Objective: The listing below is to be output in its exact form.

Supplied records:
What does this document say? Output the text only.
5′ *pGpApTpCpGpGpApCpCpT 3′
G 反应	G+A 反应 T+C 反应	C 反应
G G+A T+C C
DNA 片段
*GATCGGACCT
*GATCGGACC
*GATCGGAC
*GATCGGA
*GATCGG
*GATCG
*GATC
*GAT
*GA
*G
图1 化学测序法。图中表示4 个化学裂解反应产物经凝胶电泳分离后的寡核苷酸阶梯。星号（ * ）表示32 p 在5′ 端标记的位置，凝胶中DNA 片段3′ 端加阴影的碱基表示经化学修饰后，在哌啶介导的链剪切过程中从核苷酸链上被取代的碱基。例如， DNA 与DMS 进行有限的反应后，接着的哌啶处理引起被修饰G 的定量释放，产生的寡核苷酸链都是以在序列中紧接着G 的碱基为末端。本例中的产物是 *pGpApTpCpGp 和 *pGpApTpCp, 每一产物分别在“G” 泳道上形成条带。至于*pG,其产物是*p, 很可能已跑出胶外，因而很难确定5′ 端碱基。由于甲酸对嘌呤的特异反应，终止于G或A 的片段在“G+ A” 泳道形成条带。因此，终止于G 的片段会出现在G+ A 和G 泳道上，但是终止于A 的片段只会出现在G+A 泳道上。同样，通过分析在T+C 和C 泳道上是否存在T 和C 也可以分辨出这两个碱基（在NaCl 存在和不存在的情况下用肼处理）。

Expected answer:
What does this document say? Output the text only.
5′ *pGpApTpCpGpGpApCpCpT 3′
G 反应	G+A 反应 T+C 反应	C 反应
G G+A T+C C
DNA 片段
*GATCGGACCT
*GATCGGACC
*GATCGGAC
*GATCGGA
*GATCGG
*GATCG
*GATC
*GAT
*GA
*G
图1 化学测序法。图中表示4 个化学裂解反应产物经凝胶电泳分离后的寡核苷酸阶梯。星号（ * ）表示32 p 在5′ 端标记的位置，凝胶中DNA 片段3′ 端加阴影的碱基表示经化学修饰后，在哌啶介导的链剪切过程中从核苷酸链上被取代的碱基。例如， DNA 与DMS 进行有限的反应后，接着的哌啶处理引起被修饰G 的定量释放，产生的寡核苷酸链都是以在序列中紧接着G 的碱基为末端。本例中的产物是 *pGpApTpCpGp 和 *pGpApTpCp, 每一产物分别在“G” 泳道上形成条带。至于*pG,其产物是*p, 很可能已跑出胶外，因而很难确定5′ 端碱基。由于甲酸对嘌呤的特异反应，终止于G或A 的片段在“G+ A” 泳道形成条带。因此，终止于G 的片段会出现在G+ A 和G 泳道上，但是终止于A 的片段只会出现在G+A 泳道上。同样，通过分析在T+C 和C 泳道上是否存在T 和C 也可以分辨出这两个碱基（在NaCl 存在和不存在的情况下用肼处理）。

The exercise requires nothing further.